start Data lines

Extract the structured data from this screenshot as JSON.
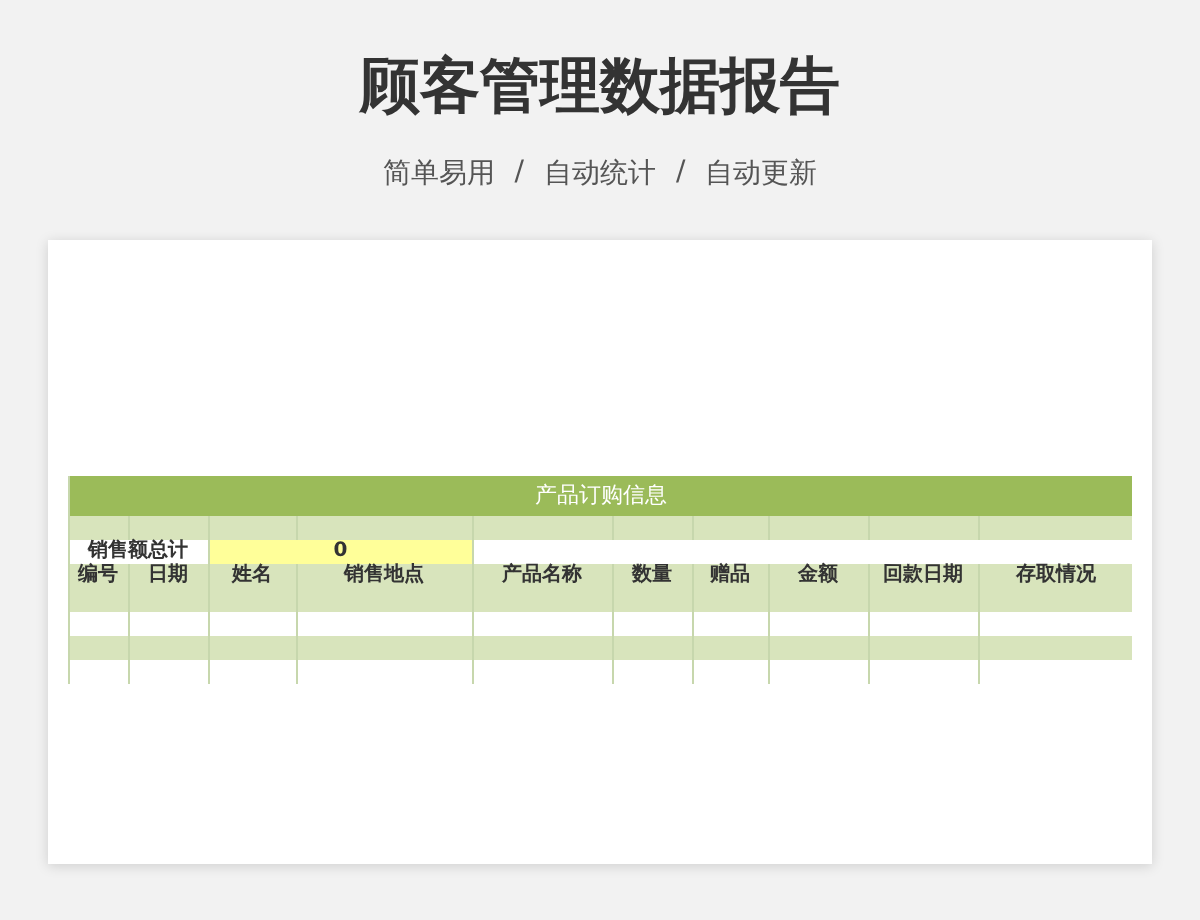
{
  "title": "顾客管理数据报告",
  "features": [
    "简单易用",
    "自动统计",
    "自动更新"
  ],
  "separator": "/",
  "sheet": {
    "title": "产品订购信息",
    "summary": {
      "label": "销售额总计",
      "value": "0"
    },
    "columns": [
      "编号",
      "日期",
      "姓名",
      "销售地点",
      "产品名称",
      "数量",
      "赠品",
      "金额",
      "回款日期",
      "存取情况"
    ]
  }
}
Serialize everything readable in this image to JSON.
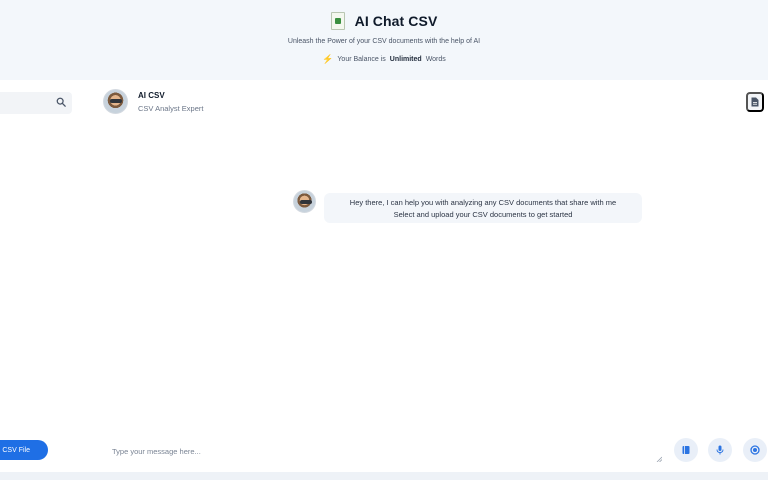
{
  "app": {
    "title": "AI Chat CSV",
    "subtitle": "Unleash the Power of your CSV documents with the help of AI",
    "balance_prefix": "Your Balance is",
    "balance_value": "Unlimited",
    "balance_suffix": "Words",
    "icon": "spreadsheet-document-icon"
  },
  "sidebar": {
    "search_icon": "search-icon"
  },
  "chat_header": {
    "name": "AI CSV",
    "role": "CSV Analyst Expert",
    "action_icon": "document-icon"
  },
  "messages": [
    {
      "sender": "AI CSV",
      "lines": [
        "Hey there, I can help you with analyzing any CSV documents that share with me",
        "Select and upload your CSV documents to get started"
      ]
    }
  ],
  "composer": {
    "upload_label": "CSV File",
    "placeholder": "Type your message here...",
    "tools": [
      "book-icon",
      "microphone-icon",
      "stop-icon"
    ]
  },
  "colors": {
    "accent": "#1f6fe5",
    "header_bg": "#f3f7fb",
    "bubble_bg": "#f3f6fa"
  }
}
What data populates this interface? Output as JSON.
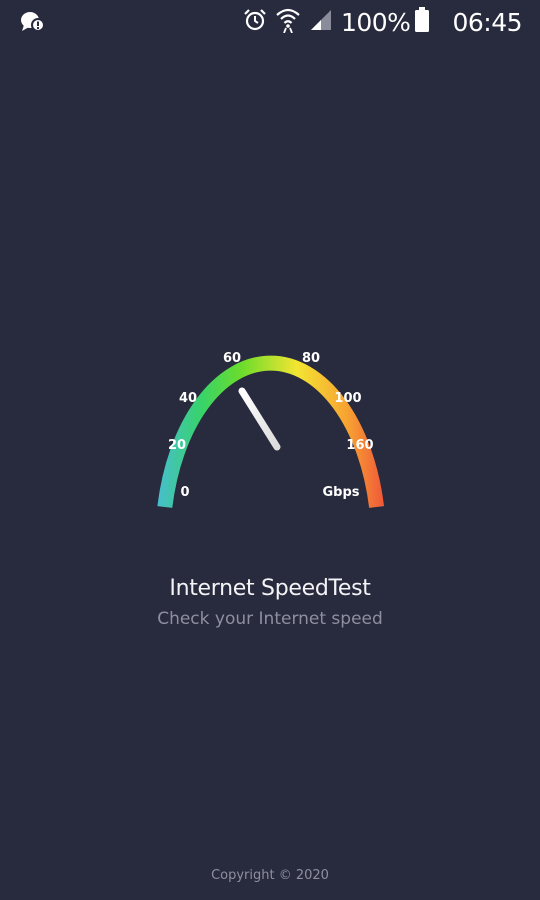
{
  "status_bar": {
    "battery_percent": "100%",
    "time": "06:45",
    "icons": [
      "chat-bubble-icon",
      "alarm-clock-icon",
      "wifi-icon",
      "signal-icon",
      "battery-icon"
    ]
  },
  "gauge": {
    "tick_labels": [
      "0",
      "20",
      "40",
      "60",
      "80",
      "100",
      "160"
    ],
    "unit_label": "Gbps",
    "colors": [
      "#4cb8ea",
      "#37d36b",
      "#6bdc2c",
      "#f3e532",
      "#f7a232",
      "#ee3c3c"
    ],
    "needle_color": "#ffffff"
  },
  "title": "Internet SpeedTest",
  "subtitle": "Check your Internet speed",
  "copyright": "Copyright © 2020",
  "theme": {
    "background": "#282a3d",
    "text_primary": "#f4f4f6",
    "text_secondary": "#8e90a1"
  }
}
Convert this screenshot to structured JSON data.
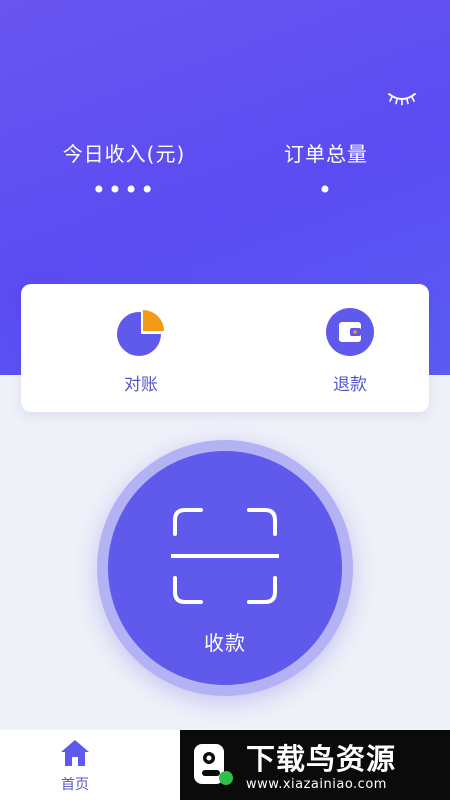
{
  "header": {
    "income_label": "今日收入(元)",
    "income_value": "••••",
    "orders_label": "订单总量",
    "orders_value": "•",
    "eye_icon": "eye-closed-icon"
  },
  "actions": [
    {
      "label": "对账",
      "icon": "pie-chart-icon"
    },
    {
      "label": "退款",
      "icon": "wallet-icon"
    }
  ],
  "scan": {
    "label": "收款",
    "icon": "scan-frame-icon"
  },
  "tabbar": {
    "home_label": "首页",
    "home_icon": "home-icon"
  },
  "watermark": {
    "title": "下载鸟资源",
    "url": "www.xiazainiao.com"
  },
  "colors": {
    "primary": "#5f59ec",
    "hero_start": "#6a55f0",
    "accent_orange": "#f59a14",
    "background": "#eef1f8",
    "label_purple": "#5a55c8"
  }
}
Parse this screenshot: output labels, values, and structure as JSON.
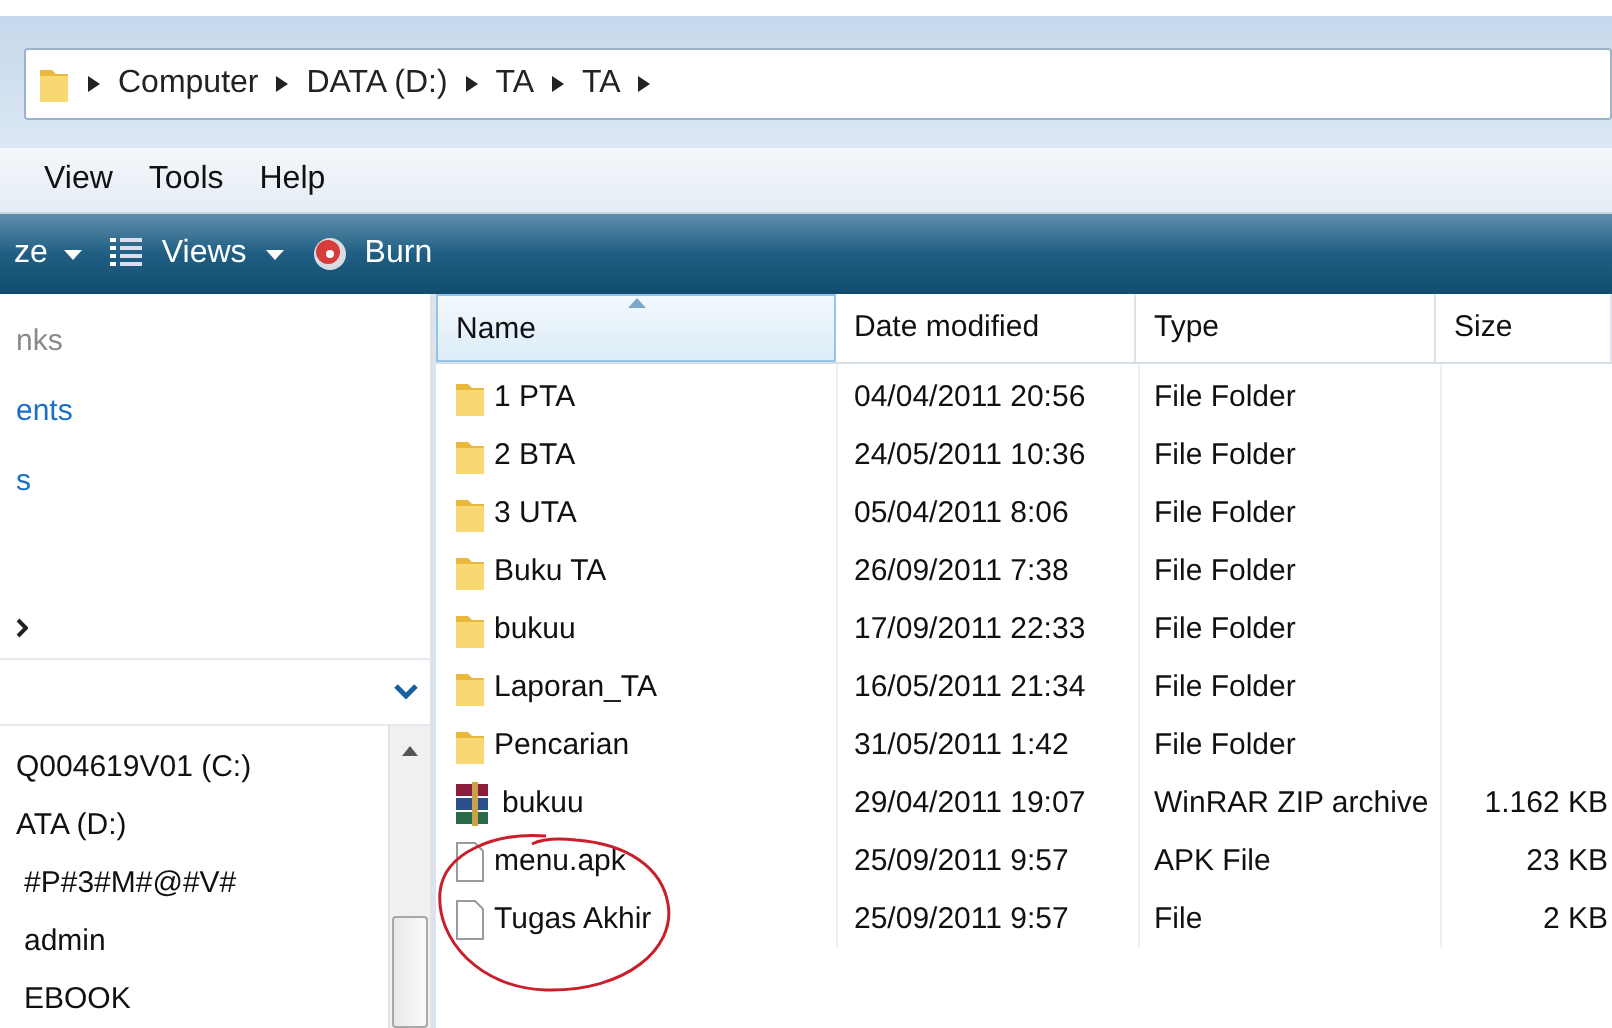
{
  "address_bar": {
    "crumbs": [
      "Computer",
      "DATA (D:)",
      "TA",
      "TA"
    ]
  },
  "menu_bar": [
    "View",
    "Tools",
    "Help"
  ],
  "toolbar": [
    {
      "label": "ze",
      "kind": "dropdown"
    },
    {
      "label": "Views",
      "kind": "views"
    },
    {
      "label": "Burn",
      "kind": "burn"
    }
  ],
  "sidebar": {
    "links": [
      {
        "label": "nks",
        "kind": "heading"
      },
      {
        "label": "ents",
        "kind": "link"
      },
      {
        "label": "s",
        "kind": "link"
      }
    ],
    "tree": [
      {
        "label": "Q004619V01 (C:)"
      },
      {
        "label": "ATA (D:)",
        "children": [
          {
            "label": "#P#3#M#@#V#"
          },
          {
            "label": "admin"
          },
          {
            "label": "EBOOK"
          }
        ]
      }
    ]
  },
  "file_list": {
    "columns": [
      "Name",
      "Date modified",
      "Type",
      "Size"
    ],
    "rows": [
      {
        "kind": "folder",
        "name": "1 PTA",
        "date": "04/04/2011 20:56",
        "type": "File Folder"
      },
      {
        "kind": "folder",
        "name": "2 BTA",
        "date": "24/05/2011 10:36",
        "type": "File Folder"
      },
      {
        "kind": "folder",
        "name": "3 UTA",
        "date": "05/04/2011 8:06",
        "type": "File Folder"
      },
      {
        "kind": "folder",
        "name": "Buku TA",
        "date": "26/09/2011 7:38",
        "type": "File Folder"
      },
      {
        "kind": "folder",
        "name": "bukuu",
        "date": "17/09/2011 22:33",
        "type": "File Folder"
      },
      {
        "kind": "folder",
        "name": "Laporan_TA",
        "date": "16/05/2011 21:34",
        "type": "File Folder"
      },
      {
        "kind": "folder",
        "name": "Pencarian",
        "date": "31/05/2011 1:42",
        "type": "File Folder"
      },
      {
        "kind": "archive",
        "name": "bukuu",
        "date": "29/04/2011 19:07",
        "type": "WinRAR ZIP archive",
        "size": "1.162 KB"
      },
      {
        "kind": "file",
        "name": "menu.apk",
        "date": "25/09/2011 9:57",
        "type": "APK File",
        "size": "23 KB"
      },
      {
        "kind": "file",
        "name": "Tugas Akhir",
        "date": "25/09/2011 9:57",
        "type": "File",
        "size": "2 KB"
      }
    ]
  }
}
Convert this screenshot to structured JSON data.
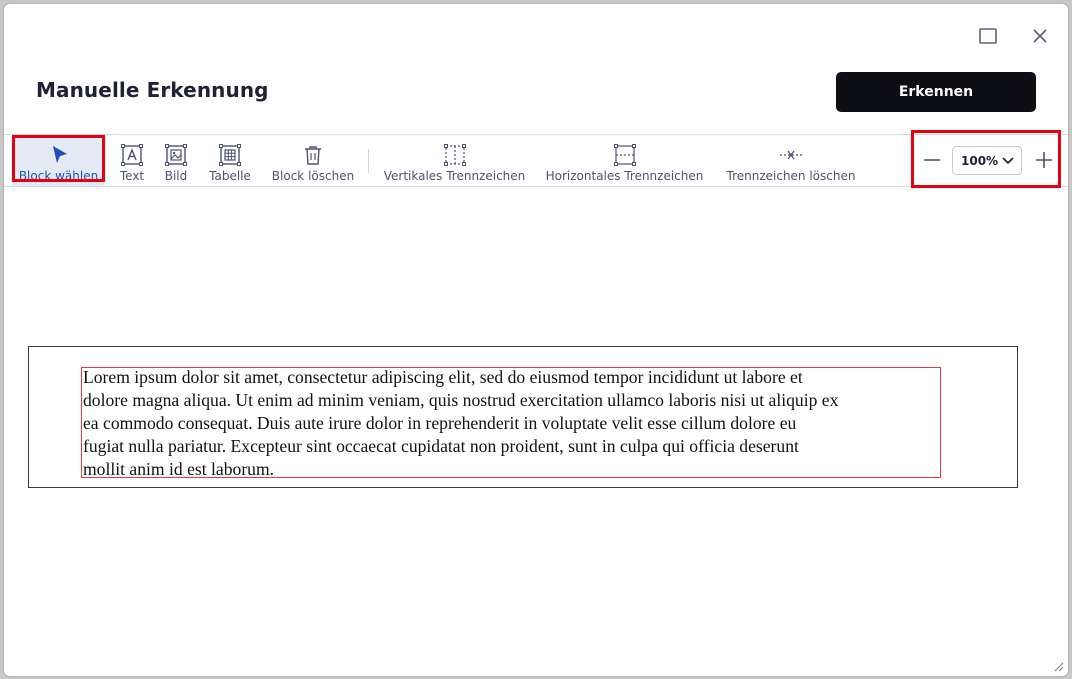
{
  "dialog": {
    "title": "Manuelle Erkennung",
    "primary_button": "Erkennen"
  },
  "toolbar": {
    "tools": [
      {
        "label": "Block wählen",
        "icon": "cursor-arrow-icon",
        "active": true
      },
      {
        "label": "Text",
        "icon": "text-box-icon"
      },
      {
        "label": "Bild",
        "icon": "image-box-icon"
      },
      {
        "label": "Tabelle",
        "icon": "table-box-icon"
      },
      {
        "label": "Block löschen",
        "icon": "trash-icon"
      },
      {
        "label": "Vertikales Trennzeichen",
        "icon": "vertical-separator-icon"
      },
      {
        "label": "Horizontales Trennzeichen",
        "icon": "horizontal-separator-icon"
      },
      {
        "label": "Trennzeichen löschen",
        "icon": "delete-separator-icon"
      }
    ],
    "zoom": {
      "value": "100%"
    }
  },
  "document": {
    "lines": [
      "Lorem ipsum dolor sit amet, consectetur adipiscing elit, sed do eiusmod tempor incididunt ut labore et",
      "dolore magna aliqua. Ut enim ad minim veniam, quis nostrud exercitation ullamco laboris nisi ut aliquip ex",
      "ea commodo consequat. Duis aute irure dolor in reprehenderit in voluptate velit esse cillum dolore eu",
      "fugiat nulla pariatur. Excepteur sint occaecat cupidatat non proident, sunt in culpa qui officia deserunt",
      "mollit anim id est laborum."
    ]
  },
  "colors": {
    "accent": "#1f4fb8",
    "highlight": "#e8000f",
    "primary_button": "#0d0f14",
    "block_border": "#e83a3a"
  }
}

end Data lines

Requirement :: Each line above is to be copied verbatim. Drop any image from the copy.

Answer to the task ::
Extract the structured data from this screenshot as JSON.
{
  "title": "顾客管理数据报告",
  "features": [
    "简单易用",
    "自动统计",
    "自动更新"
  ],
  "separator": "/",
  "sheet": {
    "title": "产品订购信息",
    "summary": {
      "label": "销售额总计",
      "value": "0"
    },
    "columns": [
      "编号",
      "日期",
      "姓名",
      "销售地点",
      "产品名称",
      "数量",
      "赠品",
      "金额",
      "回款日期",
      "存取情况"
    ]
  }
}
Serialize everything readable in this image to JSON.
{
  "app": {
    "title": "AI Chat CSV",
    "subtitle": "Unleash the Power of your CSV documents with the help of AI",
    "balance_prefix": "Your Balance is",
    "balance_value": "Unlimited",
    "balance_suffix": "Words",
    "icon": "spreadsheet-document-icon"
  },
  "sidebar": {
    "search_icon": "search-icon"
  },
  "chat_header": {
    "name": "AI CSV",
    "role": "CSV Analyst Expert",
    "action_icon": "document-icon"
  },
  "messages": [
    {
      "sender": "AI CSV",
      "lines": [
        "Hey there, I can help you with analyzing any CSV documents that share with me",
        "Select and upload your CSV documents to get started"
      ]
    }
  ],
  "composer": {
    "upload_label": "CSV File",
    "placeholder": "Type your message here...",
    "tools": [
      "book-icon",
      "microphone-icon",
      "stop-icon"
    ]
  },
  "colors": {
    "accent": "#1f6fe5",
    "header_bg": "#f3f7fb",
    "bubble_bg": "#f3f6fa"
  }
}
What data populates this interface? Output as JSON.
{
  "status_bar": {
    "battery_percent": "100%",
    "time": "06:45",
    "icons": [
      "chat-bubble-icon",
      "alarm-clock-icon",
      "wifi-icon",
      "signal-icon",
      "battery-icon"
    ]
  },
  "gauge": {
    "tick_labels": [
      "0",
      "20",
      "40",
      "60",
      "80",
      "100",
      "160"
    ],
    "unit_label": "Gbps",
    "colors": [
      "#4cb8ea",
      "#37d36b",
      "#6bdc2c",
      "#f3e532",
      "#f7a232",
      "#ee3c3c"
    ],
    "needle_color": "#ffffff"
  },
  "title": "Internet SpeedTest",
  "subtitle": "Check your Internet speed",
  "copyright": "Copyright © 2020",
  "theme": {
    "background": "#282a3d",
    "text_primary": "#f4f4f6",
    "text_secondary": "#8e90a1"
  }
}
Convert this screenshot to structured JSON data.
{
  "header": {
    "income_label": "今日收入(元)",
    "income_value": "••••",
    "orders_label": "订单总量",
    "orders_value": "•",
    "eye_icon": "eye-closed-icon"
  },
  "actions": [
    {
      "label": "对账",
      "icon": "pie-chart-icon"
    },
    {
      "label": "退款",
      "icon": "wallet-icon"
    }
  ],
  "scan": {
    "label": "收款",
    "icon": "scan-frame-icon"
  },
  "tabbar": {
    "home_label": "首页",
    "home_icon": "home-icon"
  },
  "watermark": {
    "title": "下载鸟资源",
    "url": "www.xiazainiao.com"
  },
  "colors": {
    "primary": "#5f59ec",
    "hero_start": "#6a55f0",
    "accent_orange": "#f59a14",
    "background": "#eef1f8",
    "label_purple": "#5a55c8"
  }
}
Parse this screenshot: output labels, values, and structure as JSON.
{
  "address_bar": {
    "crumbs": [
      "Computer",
      "DATA (D:)",
      "TA",
      "TA"
    ]
  },
  "menu_bar": [
    "View",
    "Tools",
    "Help"
  ],
  "toolbar": [
    {
      "label": "ze",
      "kind": "dropdown"
    },
    {
      "label": "Views",
      "kind": "views"
    },
    {
      "label": "Burn",
      "kind": "burn"
    }
  ],
  "sidebar": {
    "links": [
      {
        "label": "nks",
        "kind": "heading"
      },
      {
        "label": "ents",
        "kind": "link"
      },
      {
        "label": "s",
        "kind": "link"
      }
    ],
    "tree": [
      {
        "label": "Q004619V01 (C:)"
      },
      {
        "label": "ATA (D:)",
        "children": [
          {
            "label": "#P#3#M#@#V#"
          },
          {
            "label": "admin"
          },
          {
            "label": "EBOOK"
          }
        ]
      }
    ]
  },
  "file_list": {
    "columns": [
      "Name",
      "Date modified",
      "Type",
      "Size"
    ],
    "rows": [
      {
        "kind": "folder",
        "name": "1 PTA",
        "date": "04/04/2011 20:56",
        "type": "File Folder"
      },
      {
        "kind": "folder",
        "name": "2 BTA",
        "date": "24/05/2011 10:36",
        "type": "File Folder"
      },
      {
        "kind": "folder",
        "name": "3 UTA",
        "date": "05/04/2011 8:06",
        "type": "File Folder"
      },
      {
        "kind": "folder",
        "name": "Buku TA",
        "date": "26/09/2011 7:38",
        "type": "File Folder"
      },
      {
        "kind": "folder",
        "name": "bukuu",
        "date": "17/09/2011 22:33",
        "type": "File Folder"
      },
      {
        "kind": "folder",
        "name": "Laporan_TA",
        "date": "16/05/2011 21:34",
        "type": "File Folder"
      },
      {
        "kind": "folder",
        "name": "Pencarian",
        "date": "31/05/2011 1:42",
        "type": "File Folder"
      },
      {
        "kind": "archive",
        "name": "bukuu",
        "date": "29/04/2011 19:07",
        "type": "WinRAR ZIP archive",
        "size": "1.162 KB"
      },
      {
        "kind": "file",
        "name": "menu.apk",
        "date": "25/09/2011 9:57",
        "type": "APK File",
        "size": "23 KB"
      },
      {
        "kind": "file",
        "name": "Tugas Akhir",
        "date": "25/09/2011 9:57",
        "type": "File",
        "size": "2 KB"
      }
    ]
  }
}
Convert this screenshot to structured JSON data.
{
  "dialog": {
    "title": "Manuelle Erkennung",
    "primary_button": "Erkennen"
  },
  "toolbar": {
    "tools": [
      {
        "label": "Block wählen",
        "icon": "cursor-arrow-icon",
        "active": true
      },
      {
        "label": "Text",
        "icon": "text-box-icon"
      },
      {
        "label": "Bild",
        "icon": "image-box-icon"
      },
      {
        "label": "Tabelle",
        "icon": "table-box-icon"
      },
      {
        "label": "Block löschen",
        "icon": "trash-icon"
      },
      {
        "label": "Vertikales Trennzeichen",
        "icon": "vertical-separator-icon"
      },
      {
        "label": "Horizontales Trennzeichen",
        "icon": "horizontal-separator-icon"
      },
      {
        "label": "Trennzeichen löschen",
        "icon": "delete-separator-icon"
      }
    ],
    "zoom": {
      "value": "100%"
    }
  },
  "document": {
    "lines": [
      "Lorem ipsum dolor sit amet, consectetur adipiscing elit, sed do eiusmod tempor incididunt ut labore et",
      "dolore magna aliqua. Ut enim ad minim veniam, quis nostrud exercitation ullamco laboris nisi ut aliquip ex",
      "ea commodo consequat. Duis aute irure dolor in reprehenderit in voluptate velit esse cillum dolore eu",
      "fugiat nulla pariatur. Excepteur sint occaecat cupidatat non proident, sunt in culpa qui officia deserunt",
      "mollit anim id est laborum."
    ]
  },
  "colors": {
    "accent": "#1f4fb8",
    "highlight": "#e8000f",
    "primary_button": "#0d0f14",
    "block_border": "#e83a3a"
  }
}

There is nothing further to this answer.